+++ STORED RECORDS

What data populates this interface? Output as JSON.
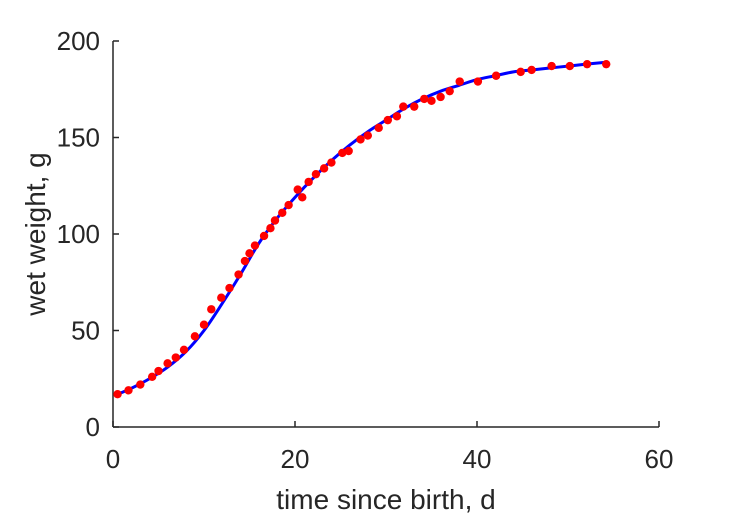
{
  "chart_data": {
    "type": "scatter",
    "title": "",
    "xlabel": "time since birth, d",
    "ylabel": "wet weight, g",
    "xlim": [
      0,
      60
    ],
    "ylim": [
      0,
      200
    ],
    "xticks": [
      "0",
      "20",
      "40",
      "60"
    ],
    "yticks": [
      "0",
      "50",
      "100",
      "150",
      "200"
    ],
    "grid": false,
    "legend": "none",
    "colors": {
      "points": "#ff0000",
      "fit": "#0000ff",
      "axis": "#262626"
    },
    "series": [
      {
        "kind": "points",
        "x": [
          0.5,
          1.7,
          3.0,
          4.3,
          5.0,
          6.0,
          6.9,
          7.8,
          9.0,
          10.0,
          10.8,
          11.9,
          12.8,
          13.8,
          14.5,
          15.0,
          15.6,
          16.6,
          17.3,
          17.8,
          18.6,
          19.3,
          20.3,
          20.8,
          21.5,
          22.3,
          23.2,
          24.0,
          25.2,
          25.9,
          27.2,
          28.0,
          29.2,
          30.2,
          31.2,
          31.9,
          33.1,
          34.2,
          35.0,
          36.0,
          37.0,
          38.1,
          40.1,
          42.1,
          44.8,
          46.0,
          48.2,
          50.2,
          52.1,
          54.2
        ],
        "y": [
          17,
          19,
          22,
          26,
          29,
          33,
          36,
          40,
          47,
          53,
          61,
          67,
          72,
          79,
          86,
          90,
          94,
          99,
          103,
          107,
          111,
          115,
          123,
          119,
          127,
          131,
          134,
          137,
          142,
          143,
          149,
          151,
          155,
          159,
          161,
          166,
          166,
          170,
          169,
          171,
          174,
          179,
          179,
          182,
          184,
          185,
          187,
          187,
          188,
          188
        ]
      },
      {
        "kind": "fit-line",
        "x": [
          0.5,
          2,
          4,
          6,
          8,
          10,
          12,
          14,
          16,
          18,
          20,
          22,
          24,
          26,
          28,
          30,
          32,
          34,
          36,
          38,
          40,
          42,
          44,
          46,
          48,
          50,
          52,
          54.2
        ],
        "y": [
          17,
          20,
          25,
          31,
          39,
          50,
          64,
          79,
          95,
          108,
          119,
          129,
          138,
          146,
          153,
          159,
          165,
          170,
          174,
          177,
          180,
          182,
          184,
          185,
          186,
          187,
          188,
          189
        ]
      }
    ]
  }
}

++++++

* **EXERCISE AIM**: Repeat all of the entries word for word, but omit the pictures.

* **TASK OUTPUT**:
What data populates this interface? Output as JSON.
{
  "chart_data": {
    "type": "scatter",
    "title": "",
    "xlabel": "time since birth, d",
    "ylabel": "wet weight, g",
    "xlim": [
      0,
      60
    ],
    "ylim": [
      0,
      200
    ],
    "xticks": [
      "0",
      "20",
      "40",
      "60"
    ],
    "yticks": [
      "0",
      "50",
      "100",
      "150",
      "200"
    ],
    "grid": false,
    "legend": "none",
    "colors": {
      "points": "#ff0000",
      "fit": "#0000ff",
      "axis": "#262626"
    },
    "series": [
      {
        "kind": "points",
        "x": [
          0.5,
          1.7,
          3.0,
          4.3,
          5.0,
          6.0,
          6.9,
          7.8,
          9.0,
          10.0,
          10.8,
          11.9,
          12.8,
          13.8,
          14.5,
          15.0,
          15.6,
          16.6,
          17.3,
          17.8,
          18.6,
          19.3,
          20.3,
          20.8,
          21.5,
          22.3,
          23.2,
          24.0,
          25.2,
          25.9,
          27.2,
          28.0,
          29.2,
          30.2,
          31.2,
          31.9,
          33.1,
          34.2,
          35.0,
          36.0,
          37.0,
          38.1,
          40.1,
          42.1,
          44.8,
          46.0,
          48.2,
          50.2,
          52.1,
          54.2
        ],
        "y": [
          17,
          19,
          22,
          26,
          29,
          33,
          36,
          40,
          47,
          53,
          61,
          67,
          72,
          79,
          86,
          90,
          94,
          99,
          103,
          107,
          111,
          115,
          123,
          119,
          127,
          131,
          134,
          137,
          142,
          143,
          149,
          151,
          155,
          159,
          161,
          166,
          166,
          170,
          169,
          171,
          174,
          179,
          179,
          182,
          184,
          185,
          187,
          187,
          188,
          188
        ]
      },
      {
        "kind": "fit-line",
        "x": [
          0.5,
          2,
          4,
          6,
          8,
          10,
          12,
          14,
          16,
          18,
          20,
          22,
          24,
          26,
          28,
          30,
          32,
          34,
          36,
          38,
          40,
          42,
          44,
          46,
          48,
          50,
          52,
          54.2
        ],
        "y": [
          17,
          20,
          25,
          31,
          39,
          50,
          64,
          79,
          95,
          108,
          119,
          129,
          138,
          146,
          153,
          159,
          165,
          170,
          174,
          177,
          180,
          182,
          184,
          185,
          186,
          187,
          188,
          189
        ]
      }
    ]
  }
}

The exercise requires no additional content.